:: What you have to do ::
Transcribe the listing that follows in full, omitting pictures.

---------- Supplied entries

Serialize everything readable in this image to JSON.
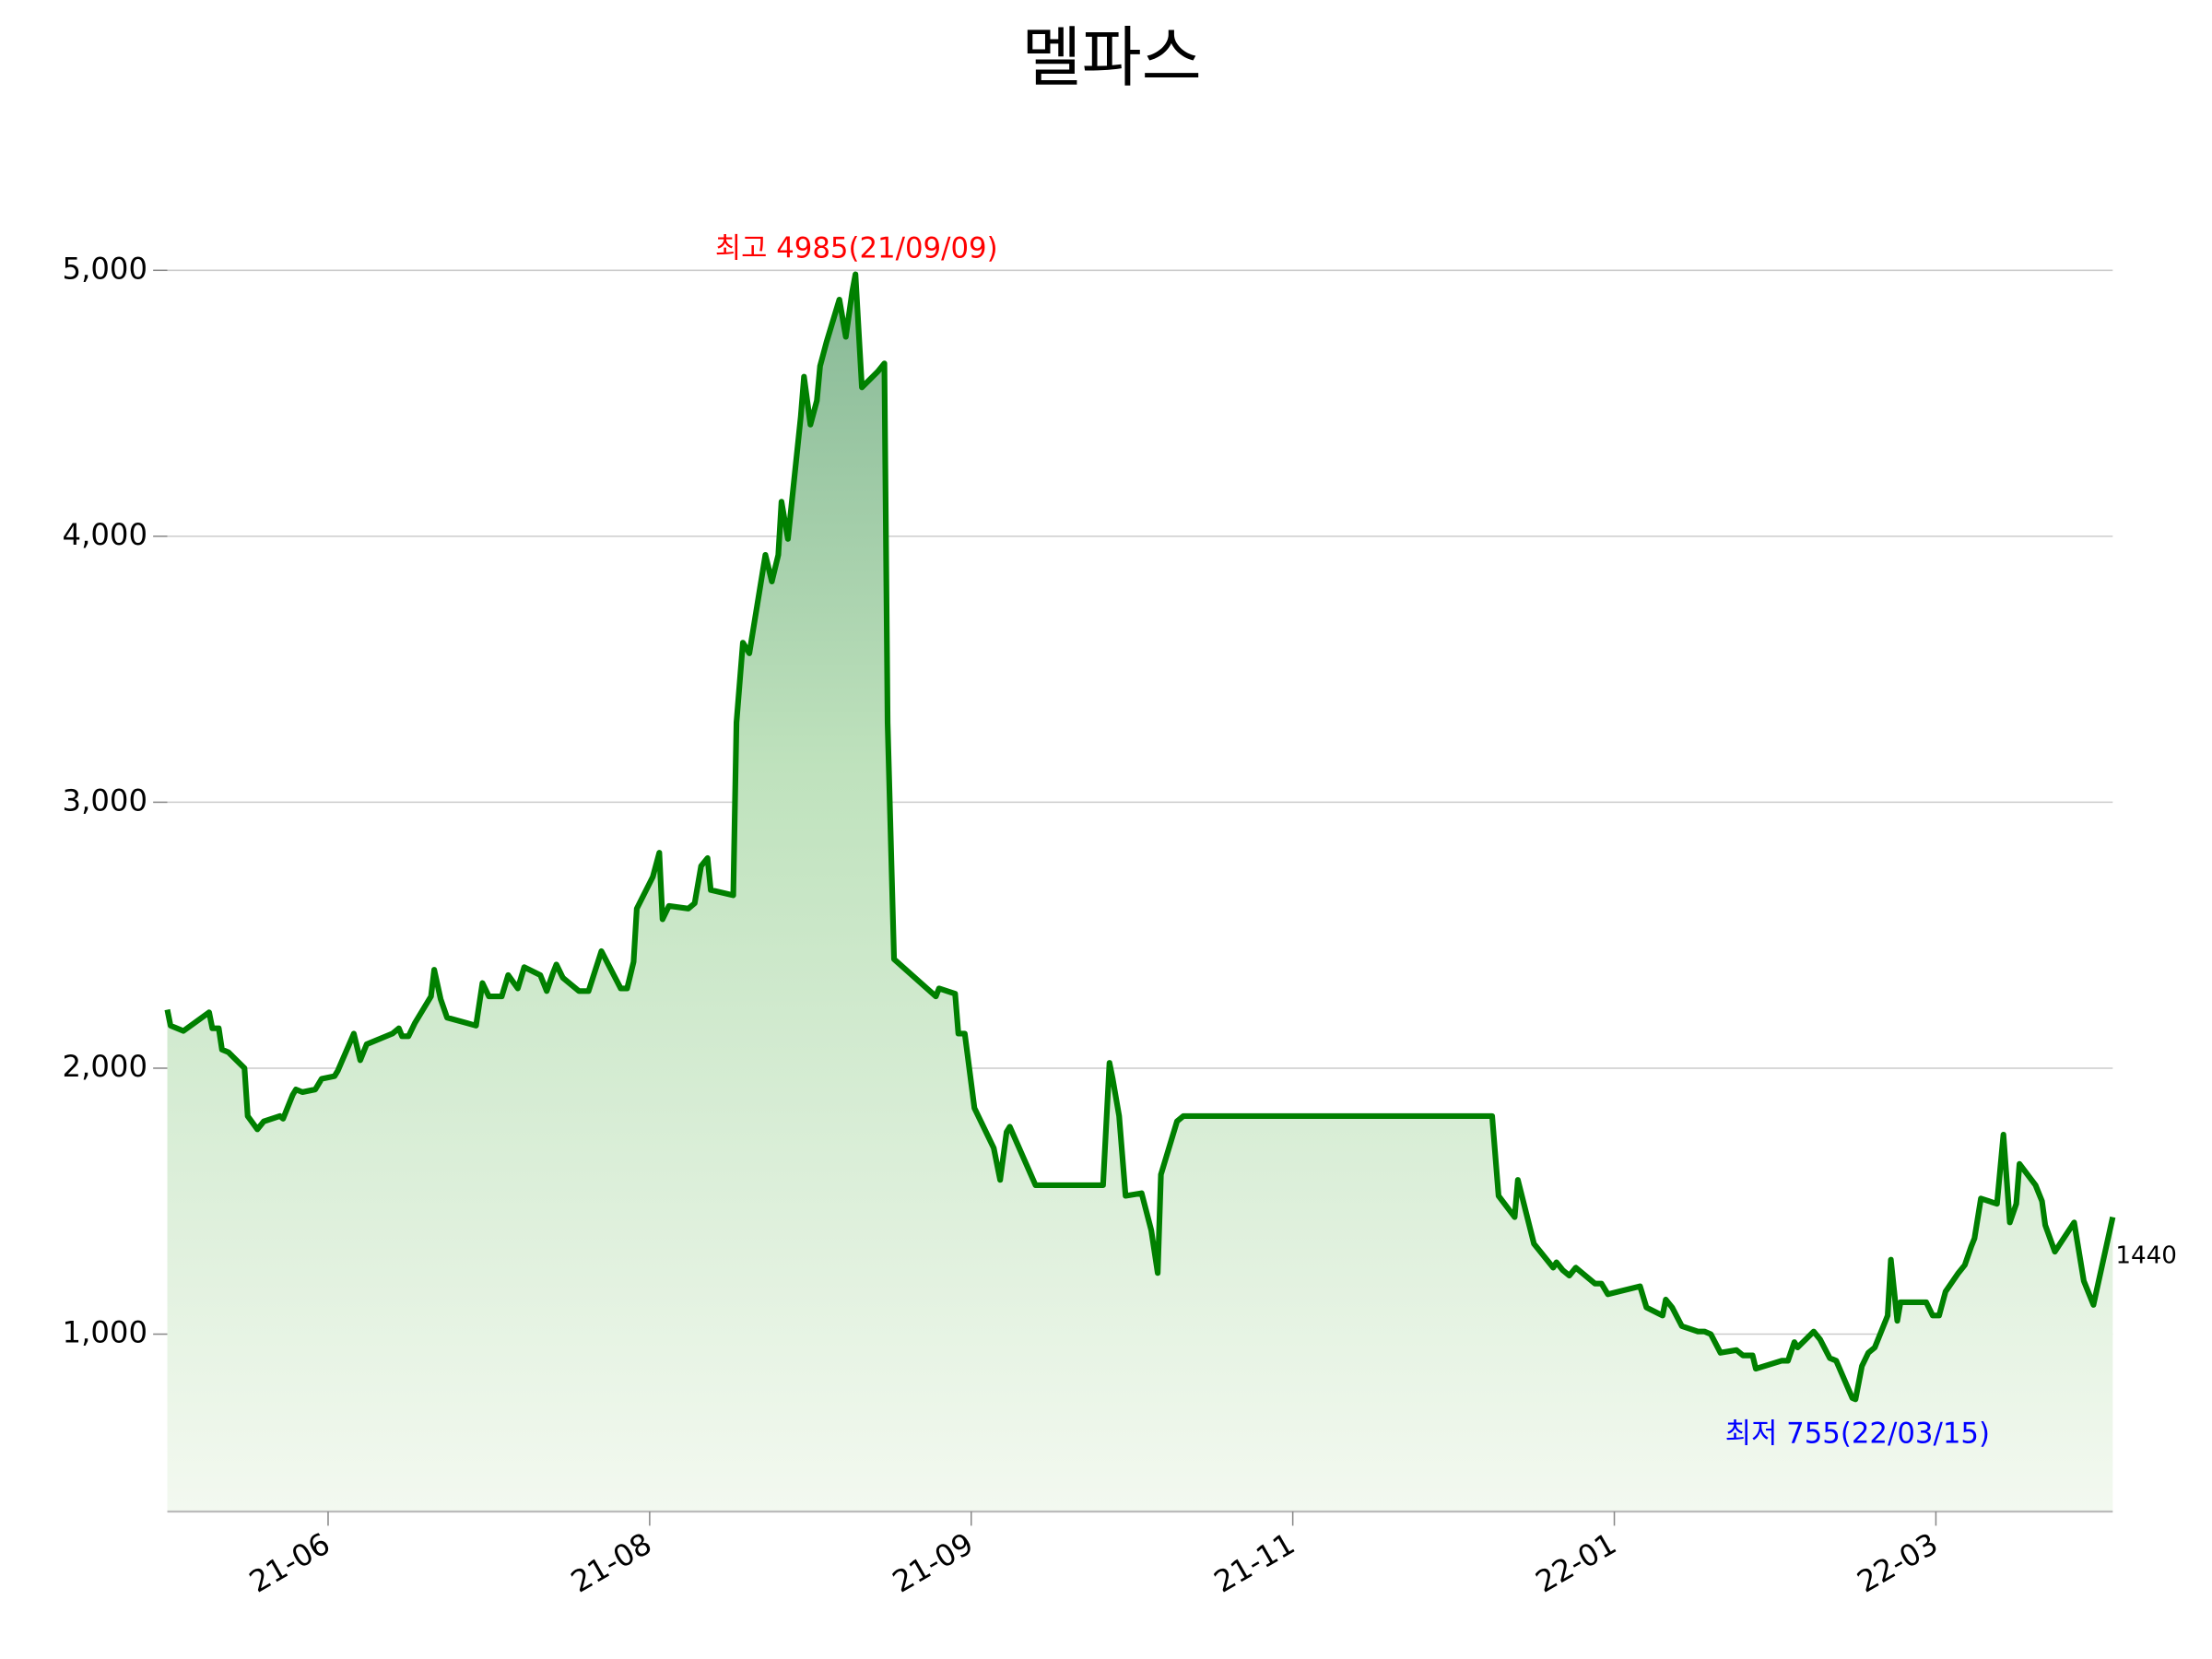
{
  "chart_data": {
    "type": "area-line",
    "title": "멜파스",
    "x": [
      -0.5,
      -0.49,
      -0.45,
      -0.37,
      -0.36,
      -0.34,
      -0.33,
      -0.31,
      -0.26,
      -0.25,
      -0.22,
      -0.2,
      -0.15,
      -0.14,
      -0.11,
      -0.1,
      -0.08,
      -0.04,
      -0.02,
      0.02,
      0.03,
      0.08,
      0.1,
      0.12,
      0.2,
      0.22,
      0.23,
      0.25,
      0.27,
      0.32,
      0.33,
      0.35,
      0.37,
      0.46,
      0.48,
      0.5,
      0.54,
      0.56,
      0.59,
      0.61,
      0.66,
      0.68,
      0.7,
      0.71,
      0.73,
      0.78,
      0.81,
      0.85,
      0.91,
      0.93,
      0.95,
      0.96,
      1.01,
      1.03,
      1.04,
      1.06,
      1.12,
      1.14,
      1.16,
      1.18,
      1.19,
      1.26,
      1.27,
      1.29,
      1.31,
      1.36,
      1.38,
      1.4,
      1.41,
      1.43,
      1.47,
      1.48,
      1.5,
      1.52,
      1.53,
      1.55,
      1.59,
      1.61,
      1.63,
      1.64,
      1.66,
      1.71,
      1.73,
      1.74,
      1.76,
      1.89,
      1.9,
      1.95,
      1.96,
      1.98,
      2.01,
      2.07,
      2.09,
      2.11,
      2.12,
      2.2,
      2.41,
      2.43,
      2.44,
      2.46,
      2.48,
      2.53,
      2.56,
      2.58,
      2.59,
      2.64,
      2.66,
      3.62,
      3.64,
      3.69,
      3.7,
      3.75,
      3.81,
      3.82,
      3.84,
      3.86,
      3.88,
      3.94,
      3.96,
      3.98,
      4.08,
      4.1,
      4.15,
      4.16,
      4.18,
      4.21,
      4.26,
      4.28,
      4.3,
      4.33,
      4.38,
      4.4,
      4.43,
      4.44,
      4.52,
      4.54,
      4.56,
      4.57,
      4.62,
      4.64,
      4.67,
      4.69,
      4.74,
      4.75,
      4.77,
      4.79,
      4.81,
      4.85,
      4.86,
      4.88,
      4.89,
      4.97,
      4.99,
      5.01,
      5.03,
      5.07,
      5.09,
      5.11,
      5.12,
      5.14,
      5.19,
      5.21,
      5.23,
      5.25,
      5.26,
      5.31,
      5.33,
      5.34,
      5.37,
      5.43,
      5.46,
      5.49,
      5.55
    ],
    "series": [
      {
        "color": "#008000",
        "values": [
          2220,
          2160,
          2140,
          2210,
          2150,
          2150,
          2070,
          2060,
          2000,
          1820,
          1770,
          1800,
          1820,
          1810,
          1900,
          1920,
          1910,
          1920,
          1960,
          1970,
          1990,
          2130,
          2030,
          2090,
          2130,
          2150,
          2120,
          2120,
          2170,
          2270,
          2370,
          2260,
          2190,
          2160,
          2320,
          2270,
          2270,
          2350,
          2300,
          2380,
          2350,
          2290,
          2360,
          2390,
          2340,
          2290,
          2290,
          2440,
          2300,
          2300,
          2400,
          2600,
          2720,
          2810,
          2560,
          2610,
          2600,
          2620,
          2760,
          2790,
          2670,
          2650,
          3300,
          3600,
          3560,
          3930,
          3830,
          3930,
          4130,
          3990,
          4450,
          4600,
          4420,
          4510,
          4640,
          4730,
          4890,
          4750,
          4920,
          4985,
          4560,
          4620,
          4650,
          3300,
          2410,
          2270,
          2300,
          2280,
          2130,
          2130,
          1850,
          1700,
          1580,
          1760,
          1780,
          1560,
          1560,
          2020,
          1960,
          1820,
          1520,
          1530,
          1390,
          1230,
          1600,
          1800,
          1820,
          1820,
          1520,
          1440,
          1580,
          1340,
          1250,
          1270,
          1240,
          1220,
          1250,
          1190,
          1190,
          1150,
          1180,
          1100,
          1070,
          1130,
          1100,
          1030,
          1010,
          1010,
          1000,
          930,
          940,
          920,
          920,
          870,
          900,
          900,
          970,
          950,
          1010,
          980,
          910,
          900,
          760,
          755,
          880,
          930,
          950,
          1070,
          1280,
          1050,
          1120,
          1120,
          1070,
          1070,
          1160,
          1230,
          1260,
          1330,
          1360,
          1510,
          1490,
          1750,
          1420,
          1490,
          1640,
          1560,
          1500,
          1410,
          1310,
          1420,
          1200,
          1110,
          1440
        ]
      }
    ],
    "xlim": [
      -0.5,
      5.55
    ],
    "xticks": [
      {
        "value": 0,
        "label": "21-06"
      },
      {
        "value": 1,
        "label": "21-08"
      },
      {
        "value": 2,
        "label": "21-09"
      },
      {
        "value": 3,
        "label": "21-11"
      },
      {
        "value": 4,
        "label": "22-01"
      },
      {
        "value": 5,
        "label": "22-03"
      }
    ],
    "ylim": [
      333,
      5270
    ],
    "yticks": [
      {
        "value": 1000,
        "label": "1,000"
      },
      {
        "value": 2000,
        "label": "2,000"
      },
      {
        "value": 3000,
        "label": "3,000"
      },
      {
        "value": 4000,
        "label": "4,000"
      },
      {
        "value": 5000,
        "label": "5,000"
      }
    ],
    "grid": true,
    "annotations": {
      "max": "최고 4985(21/09/09)",
      "min": "최저 755(22/03/15)",
      "last": "1440"
    }
  }
}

--------------------

:: Result for this task ::
Serialize everything readable in this image to JSON.
{
  "chart_data": {
    "type": "area-line",
    "title": "멜파스",
    "x": [
      -0.5,
      -0.49,
      -0.45,
      -0.37,
      -0.36,
      -0.34,
      -0.33,
      -0.31,
      -0.26,
      -0.25,
      -0.22,
      -0.2,
      -0.15,
      -0.14,
      -0.11,
      -0.1,
      -0.08,
      -0.04,
      -0.02,
      0.02,
      0.03,
      0.08,
      0.1,
      0.12,
      0.2,
      0.22,
      0.23,
      0.25,
      0.27,
      0.32,
      0.33,
      0.35,
      0.37,
      0.46,
      0.48,
      0.5,
      0.54,
      0.56,
      0.59,
      0.61,
      0.66,
      0.68,
      0.7,
      0.71,
      0.73,
      0.78,
      0.81,
      0.85,
      0.91,
      0.93,
      0.95,
      0.96,
      1.01,
      1.03,
      1.04,
      1.06,
      1.12,
      1.14,
      1.16,
      1.18,
      1.19,
      1.26,
      1.27,
      1.29,
      1.31,
      1.36,
      1.38,
      1.4,
      1.41,
      1.43,
      1.47,
      1.48,
      1.5,
      1.52,
      1.53,
      1.55,
      1.59,
      1.61,
      1.63,
      1.64,
      1.66,
      1.71,
      1.73,
      1.74,
      1.76,
      1.89,
      1.9,
      1.95,
      1.96,
      1.98,
      2.01,
      2.07,
      2.09,
      2.11,
      2.12,
      2.2,
      2.41,
      2.43,
      2.44,
      2.46,
      2.48,
      2.53,
      2.56,
      2.58,
      2.59,
      2.64,
      2.66,
      3.62,
      3.64,
      3.69,
      3.7,
      3.75,
      3.81,
      3.82,
      3.84,
      3.86,
      3.88,
      3.94,
      3.96,
      3.98,
      4.08,
      4.1,
      4.15,
      4.16,
      4.18,
      4.21,
      4.26,
      4.28,
      4.3,
      4.33,
      4.38,
      4.4,
      4.43,
      4.44,
      4.52,
      4.54,
      4.56,
      4.57,
      4.62,
      4.64,
      4.67,
      4.69,
      4.74,
      4.75,
      4.77,
      4.79,
      4.81,
      4.85,
      4.86,
      4.88,
      4.89,
      4.97,
      4.99,
      5.01,
      5.03,
      5.07,
      5.09,
      5.11,
      5.12,
      5.14,
      5.19,
      5.21,
      5.23,
      5.25,
      5.26,
      5.31,
      5.33,
      5.34,
      5.37,
      5.43,
      5.46,
      5.49,
      5.55
    ],
    "series": [
      {
        "color": "#008000",
        "values": [
          2220,
          2160,
          2140,
          2210,
          2150,
          2150,
          2070,
          2060,
          2000,
          1820,
          1770,
          1800,
          1820,
          1810,
          1900,
          1920,
          1910,
          1920,
          1960,
          1970,
          1990,
          2130,
          2030,
          2090,
          2130,
          2150,
          2120,
          2120,
          2170,
          2270,
          2370,
          2260,
          2190,
          2160,
          2320,
          2270,
          2270,
          2350,
          2300,
          2380,
          2350,
          2290,
          2360,
          2390,
          2340,
          2290,
          2290,
          2440,
          2300,
          2300,
          2400,
          2600,
          2720,
          2810,
          2560,
          2610,
          2600,
          2620,
          2760,
          2790,
          2670,
          2650,
          3300,
          3600,
          3560,
          3930,
          3830,
          3930,
          4130,
          3990,
          4450,
          4600,
          4420,
          4510,
          4640,
          4730,
          4890,
          4750,
          4920,
          4985,
          4560,
          4620,
          4650,
          3300,
          2410,
          2270,
          2300,
          2280,
          2130,
          2130,
          1850,
          1700,
          1580,
          1760,
          1780,
          1560,
          1560,
          2020,
          1960,
          1820,
          1520,
          1530,
          1390,
          1230,
          1600,
          1800,
          1820,
          1820,
          1520,
          1440,
          1580,
          1340,
          1250,
          1270,
          1240,
          1220,
          1250,
          1190,
          1190,
          1150,
          1180,
          1100,
          1070,
          1130,
          1100,
          1030,
          1010,
          1010,
          1000,
          930,
          940,
          920,
          920,
          870,
          900,
          900,
          970,
          950,
          1010,
          980,
          910,
          900,
          760,
          755,
          880,
          930,
          950,
          1070,
          1280,
          1050,
          1120,
          1120,
          1070,
          1070,
          1160,
          1230,
          1260,
          1330,
          1360,
          1510,
          1490,
          1750,
          1420,
          1490,
          1640,
          1560,
          1500,
          1410,
          1310,
          1420,
          1200,
          1110,
          1440
        ]
      }
    ],
    "xlim": [
      -0.5,
      5.55
    ],
    "xticks": [
      {
        "value": 0,
        "label": "21-06"
      },
      {
        "value": 1,
        "label": "21-08"
      },
      {
        "value": 2,
        "label": "21-09"
      },
      {
        "value": 3,
        "label": "21-11"
      },
      {
        "value": 4,
        "label": "22-01"
      },
      {
        "value": 5,
        "label": "22-03"
      }
    ],
    "ylim": [
      333,
      5270
    ],
    "yticks": [
      {
        "value": 1000,
        "label": "1,000"
      },
      {
        "value": 2000,
        "label": "2,000"
      },
      {
        "value": 3000,
        "label": "3,000"
      },
      {
        "value": 4000,
        "label": "4,000"
      },
      {
        "value": 5000,
        "label": "5,000"
      }
    ],
    "grid": true,
    "annotations": {
      "max": "최고 4985(21/09/09)",
      "min": "최저 755(22/03/15)",
      "last": "1440"
    }
  }
}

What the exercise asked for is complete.